[YOUR OBJECTIVE]:
Copy the entries below exactly. Images do not belong in the copy.

== DATA RECORDS

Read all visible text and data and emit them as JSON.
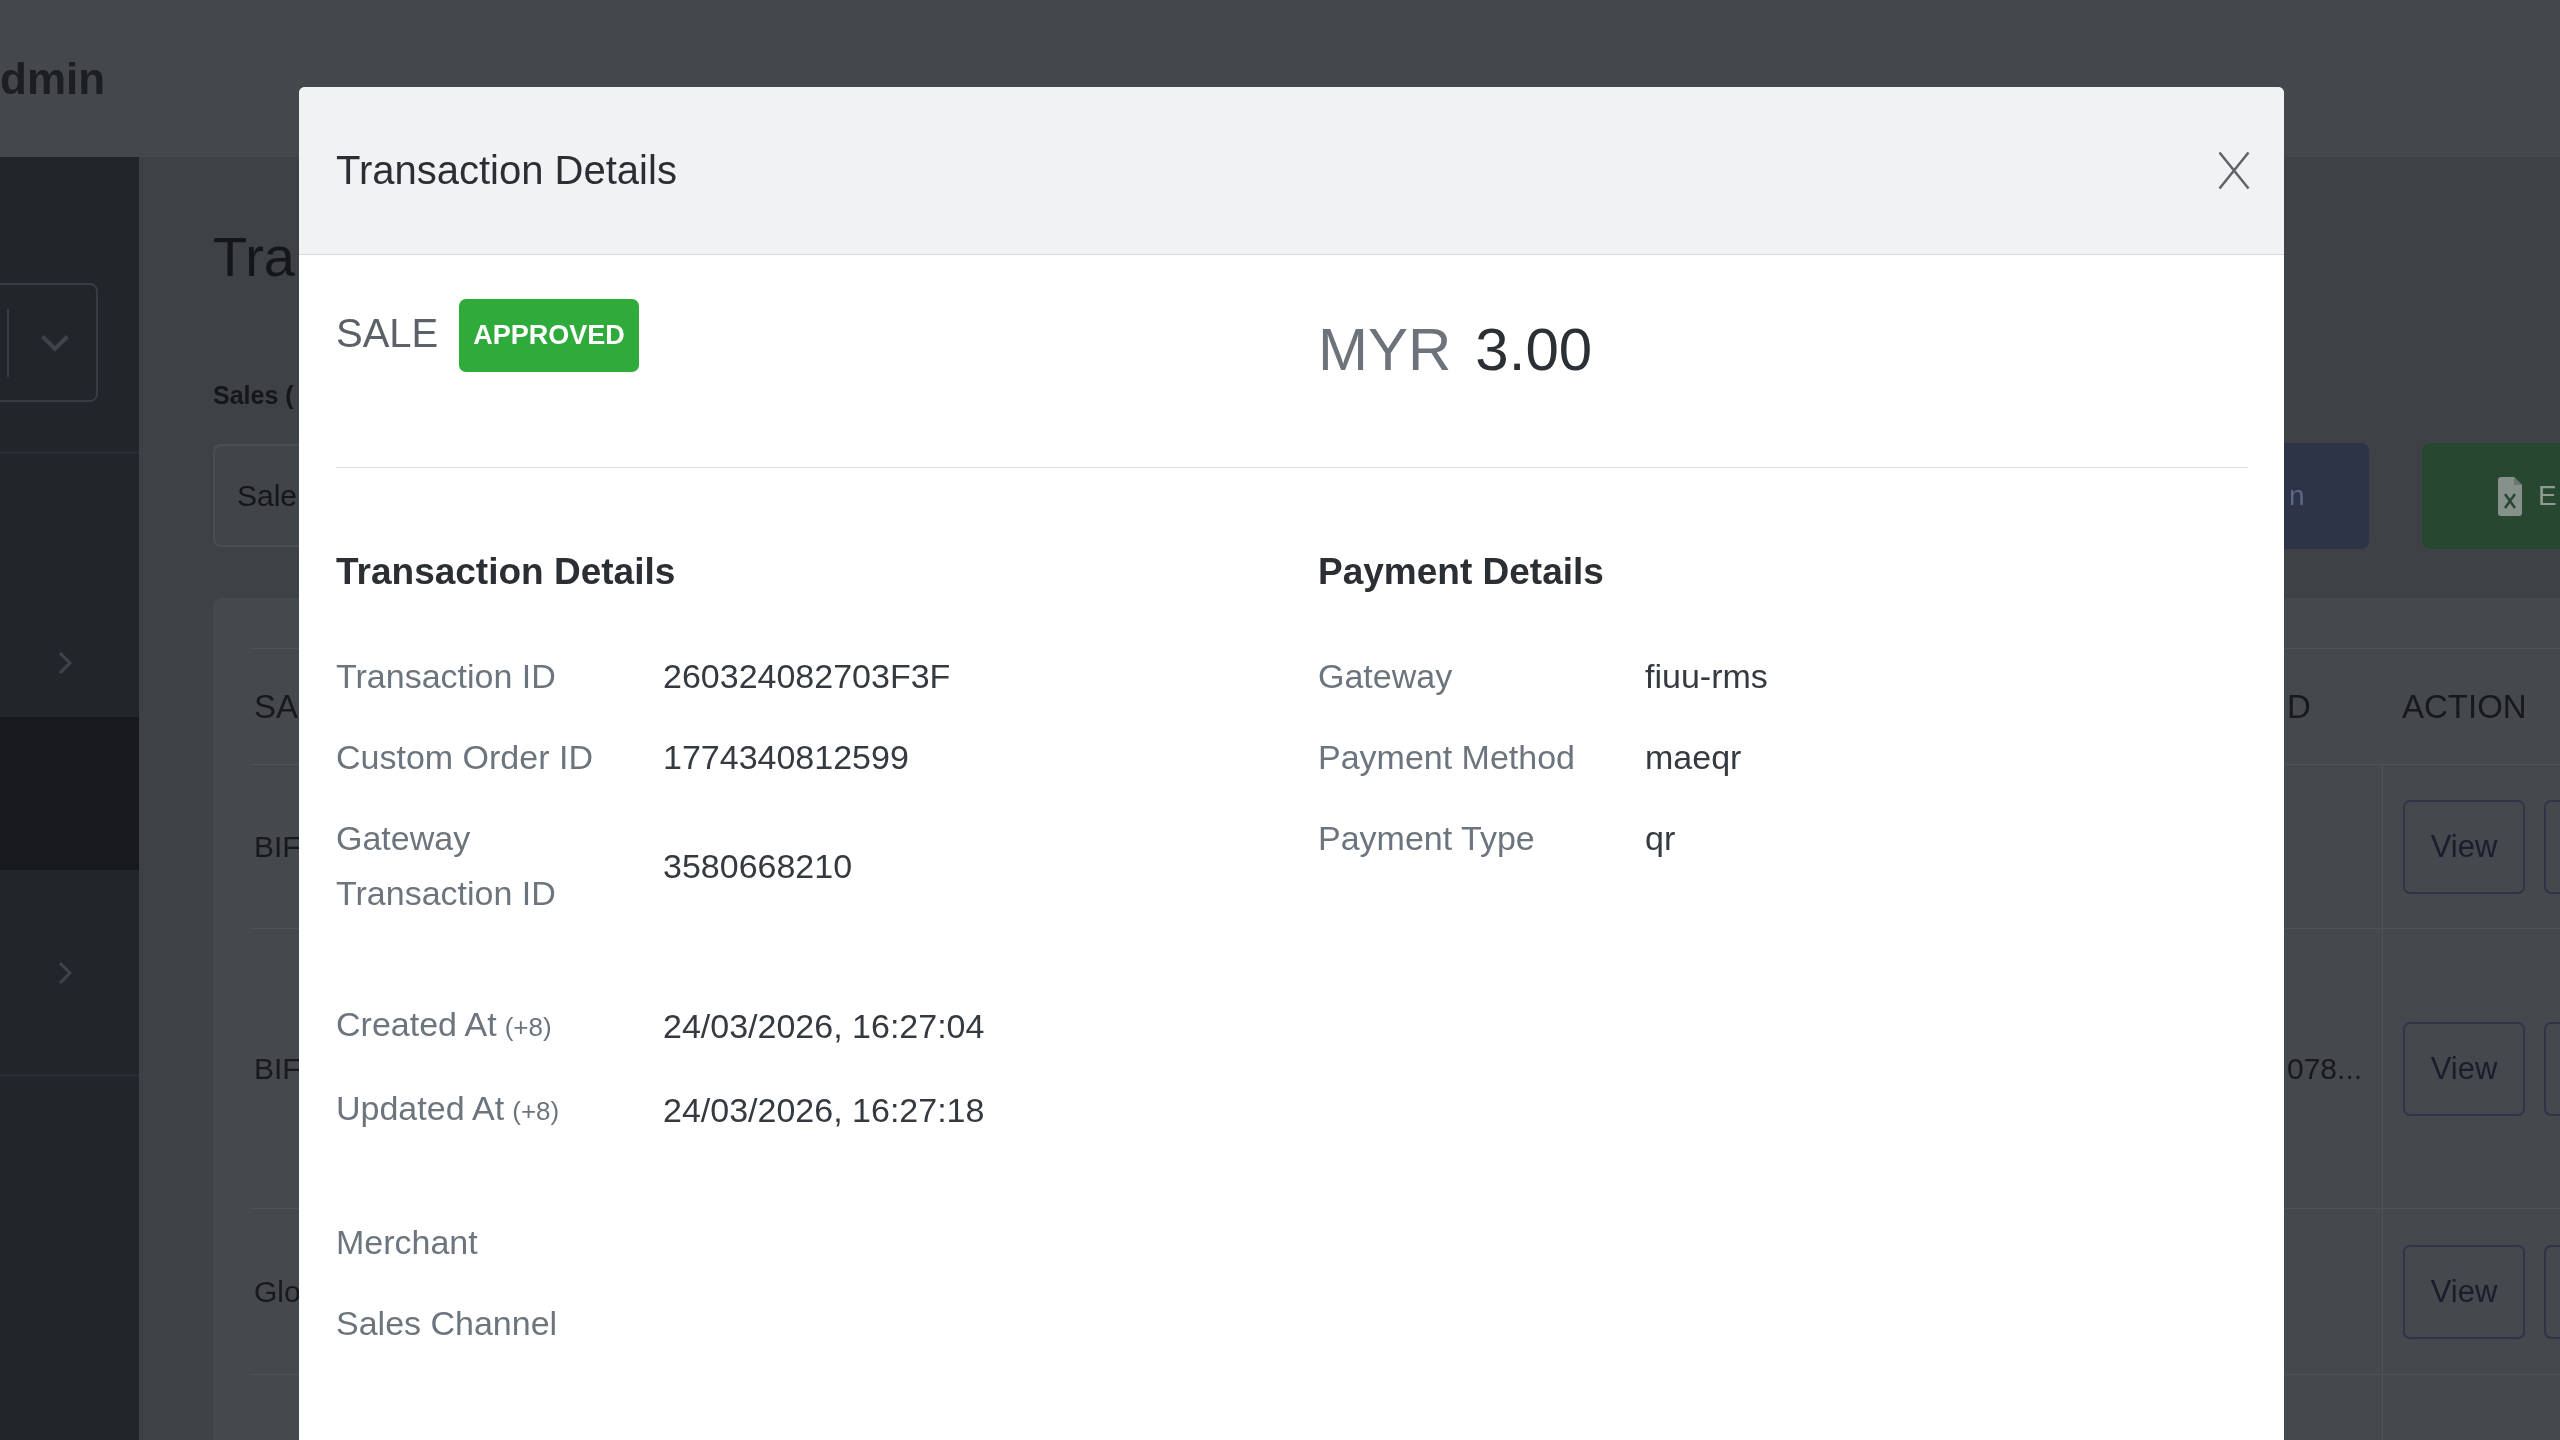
{
  "app_bar": {
    "title": "dmin"
  },
  "sidebar": {
    "sections": [
      {
        "items": [
          {
            "expandable": true,
            "selected": false
          },
          {
            "expandable": false,
            "selected": true
          }
        ]
      },
      {
        "items": [
          {
            "expandable": true,
            "selected": false
          }
        ]
      }
    ]
  },
  "page": {
    "title": "Tra",
    "filter": {
      "label": "Sales (",
      "placeholder": "Sale"
    },
    "buttons": [
      {
        "kind": "primary",
        "label": "n"
      },
      {
        "kind": "export",
        "label": "E"
      }
    ],
    "table": {
      "columns": [
        "SA",
        "D",
        "ACTION"
      ],
      "rows": [
        {
          "column_1": "BIF",
          "action": "View"
        },
        {
          "column_1": "BIF",
          "column_2": "078...",
          "action": "View"
        },
        {
          "column_1": "Glo",
          "action": "View"
        }
      ]
    }
  },
  "modal": {
    "title": "Transaction Details",
    "summary": {
      "type": "SALE",
      "status": {
        "label": "APPROVED",
        "kind": "success"
      },
      "currency": "MYR",
      "amount": "3.00"
    },
    "sections": [
      {
        "title": "Transaction Details",
        "groups": [
          {
            "rows": [
              {
                "label": "Transaction ID",
                "value": "260324082703F3F"
              },
              {
                "label": "Custom Order ID",
                "value": "1774340812599"
              },
              {
                "label": "Gateway Transaction ID",
                "value": "3580668210"
              }
            ]
          },
          {
            "rows": [
              {
                "label": "Created At",
                "note": "(+8)",
                "value": "24/03/2026, 16:27:04"
              },
              {
                "label": "Updated At",
                "note": "(+8)",
                "value": "24/03/2026, 16:27:18"
              }
            ]
          },
          {
            "rows": [
              {
                "label": "Merchant"
              },
              {
                "label": "Sales Channel"
              }
            ]
          }
        ]
      },
      {
        "title": "Payment Details",
        "groups": [
          {
            "rows": [
              {
                "label": "Gateway",
                "value": "fiuu-rms"
              },
              {
                "label": "Payment Method",
                "value": "maeqr"
              },
              {
                "label": "Payment Type",
                "value": "qr"
              }
            ]
          }
        ]
      }
    ]
  }
}
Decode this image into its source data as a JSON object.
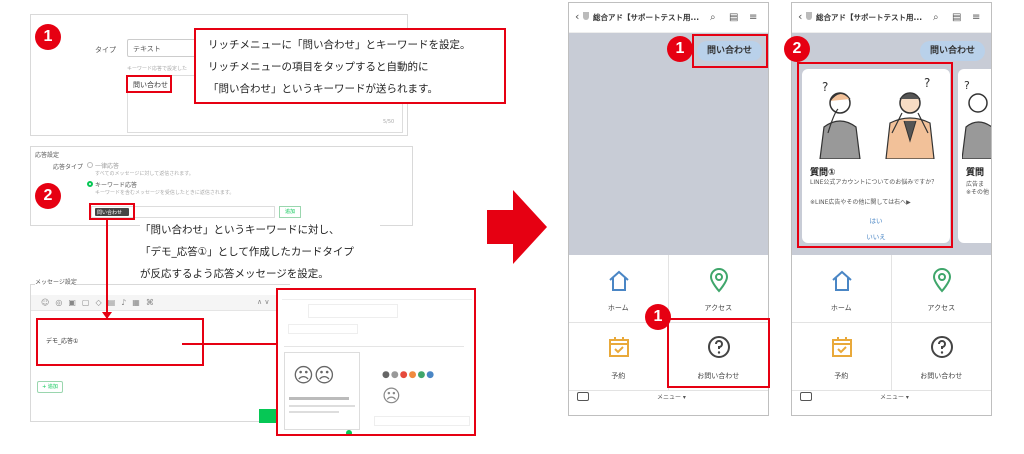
{
  "badges": [
    "1",
    "2"
  ],
  "top_panel": {
    "type_label": "タイプ",
    "type_value": "テキスト",
    "hint": "キーワード応答で設定した",
    "keyword": "問い合わせ",
    "counter": "5/50"
  },
  "callout1": {
    "line1": "リッチメニューに「問い合わせ」とキーワードを設定。",
    "line2": "リッチメニューの項目をタップすると自動的に",
    "line3": "「問い合わせ」というキーワードが送られます。"
  },
  "response_panel": {
    "heading": "応答設定",
    "type_label": "応答タイプ",
    "option1": "一律応答",
    "option1_hint": "すべてのメッセージに対して返信されます。",
    "option2": "キーワード応答",
    "option2_hint": "キーワードを含むメッセージを受信したときに返信されます。",
    "tag": "問い合わせ",
    "add_label": "追加"
  },
  "callout2": {
    "line1": "「問い合わせ」というキーワードに対し、",
    "line2": "「デモ_応答①」として作成したカードタイプ",
    "line3": "が反応するよう応答メッセージを設定。"
  },
  "message_panel": {
    "heading": "メッセージ設定",
    "message_item": "デモ_応答①",
    "add_button": "+ 追加"
  },
  "phone1": {
    "title": "総合アド【サポートテスト用...",
    "keyword_bubble": "問い合わせ",
    "menu": [
      {
        "label": "ホーム"
      },
      {
        "label": "アクセス"
      },
      {
        "label": "予約"
      },
      {
        "label": "お問い合わせ"
      }
    ],
    "footer": "メニュー ▾"
  },
  "phone2": {
    "title": "総合アド【サポートテスト用...",
    "keyword_bubble": "問い合わせ",
    "card": {
      "title": "質問①",
      "body1": "LINE公式アカウントについてのお悩みですか？",
      "body2": "※LINE広告やその他に関しては右へ▶",
      "yes": "はい",
      "no": "いいえ"
    },
    "card2": {
      "title": "質問",
      "body1": "広告ま",
      "body2": "※その他"
    },
    "menu": [
      {
        "label": "ホーム"
      },
      {
        "label": "アクセス"
      },
      {
        "label": "予約"
      },
      {
        "label": "お問い合わせ"
      }
    ],
    "footer": "メニュー ▾"
  },
  "colors": {
    "accent_red": "#e60012",
    "line_green": "#06c755",
    "chat_bg": "#c8ccd6",
    "bubble_blue": "#b9d1ea",
    "home_blue": "#4a86c5",
    "access_green": "#3fa66b",
    "calendar_yellow": "#e9a93a"
  }
}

====

[SOLUTION FOR THIS EXERCISE]:
Read all visible text and data and emit them as JSON.
{
  "app_bar": {
    "title": "dmin"
  },
  "sidebar": {
    "sections": [
      {
        "items": [
          {
            "expandable": true,
            "selected": false
          },
          {
            "expandable": false,
            "selected": true
          }
        ]
      },
      {
        "items": [
          {
            "expandable": true,
            "selected": false
          }
        ]
      }
    ]
  },
  "page": {
    "title": "Tra",
    "filter": {
      "label": "Sales (",
      "placeholder": "Sale"
    },
    "buttons": [
      {
        "kind": "primary",
        "label": "n"
      },
      {
        "kind": "export",
        "label": "E"
      }
    ],
    "table": {
      "columns": [
        "SA",
        "D",
        "ACTION"
      ],
      "rows": [
        {
          "column_1": "BIF",
          "action": "View"
        },
        {
          "column_1": "BIF",
          "column_2": "078...",
          "action": "View"
        },
        {
          "column_1": "Glo",
          "action": "View"
        }
      ]
    }
  },
  "modal": {
    "title": "Transaction Details",
    "summary": {
      "type": "SALE",
      "status": {
        "label": "APPROVED",
        "kind": "success"
      },
      "currency": "MYR",
      "amount": "3.00"
    },
    "sections": [
      {
        "title": "Transaction Details",
        "groups": [
          {
            "rows": [
              {
                "label": "Transaction ID",
                "value": "260324082703F3F"
              },
              {
                "label": "Custom Order ID",
                "value": "1774340812599"
              },
              {
                "label": "Gateway Transaction ID",
                "value": "3580668210"
              }
            ]
          },
          {
            "rows": [
              {
                "label": "Created At",
                "note": "(+8)",
                "value": "24/03/2026, 16:27:04"
              },
              {
                "label": "Updated At",
                "note": "(+8)",
                "value": "24/03/2026, 16:27:18"
              }
            ]
          },
          {
            "rows": [
              {
                "label": "Merchant"
              },
              {
                "label": "Sales Channel"
              }
            ]
          }
        ]
      },
      {
        "title": "Payment Details",
        "groups": [
          {
            "rows": [
              {
                "label": "Gateway",
                "value": "fiuu-rms"
              },
              {
                "label": "Payment Method",
                "value": "maeqr"
              },
              {
                "label": "Payment Type",
                "value": "qr"
              }
            ]
          }
        ]
      }
    ]
  }
}
Decode this image into its source data as a JSON object.
{
  "badges": [
    "1",
    "2"
  ],
  "top_panel": {
    "type_label": "タイプ",
    "type_value": "テキスト",
    "hint": "キーワード応答で設定した",
    "keyword": "問い合わせ",
    "counter": "5/50"
  },
  "callout1": {
    "line1": "リッチメニューに「問い合わせ」とキーワードを設定。",
    "line2": "リッチメニューの項目をタップすると自動的に",
    "line3": "「問い合わせ」というキーワードが送られます。"
  },
  "response_panel": {
    "heading": "応答設定",
    "type_label": "応答タイプ",
    "option1": "一律応答",
    "option1_hint": "すべてのメッセージに対して返信されます。",
    "option2": "キーワード応答",
    "option2_hint": "キーワードを含むメッセージを受信したときに返信されます。",
    "tag": "問い合わせ",
    "add_label": "追加"
  },
  "callout2": {
    "line1": "「問い合わせ」というキーワードに対し、",
    "line2": "「デモ_応答①」として作成したカードタイプ",
    "line3": "が反応するよう応答メッセージを設定。"
  },
  "message_panel": {
    "heading": "メッセージ設定",
    "message_item": "デモ_応答①",
    "add_button": "+ 追加"
  },
  "phone1": {
    "title": "総合アド【サポートテスト用...",
    "keyword_bubble": "問い合わせ",
    "menu": [
      {
        "label": "ホーム"
      },
      {
        "label": "アクセス"
      },
      {
        "label": "予約"
      },
      {
        "label": "お問い合わせ"
      }
    ],
    "footer": "メニュー ▾"
  },
  "phone2": {
    "title": "総合アド【サポートテスト用...",
    "keyword_bubble": "問い合わせ",
    "card": {
      "title": "質問①",
      "body1": "LINE公式アカウントについてのお悩みですか？",
      "body2": "※LINE広告やその他に関しては右へ▶",
      "yes": "はい",
      "no": "いいえ"
    },
    "card2": {
      "title": "質問",
      "body1": "広告ま",
      "body2": "※その他"
    },
    "menu": [
      {
        "label": "ホーム"
      },
      {
        "label": "アクセス"
      },
      {
        "label": "予約"
      },
      {
        "label": "お問い合わせ"
      }
    ],
    "footer": "メニュー ▾"
  },
  "colors": {
    "accent_red": "#e60012",
    "line_green": "#06c755",
    "chat_bg": "#c8ccd6",
    "bubble_blue": "#b9d1ea",
    "home_blue": "#4a86c5",
    "access_green": "#3fa66b",
    "calendar_yellow": "#e9a93a"
  }
}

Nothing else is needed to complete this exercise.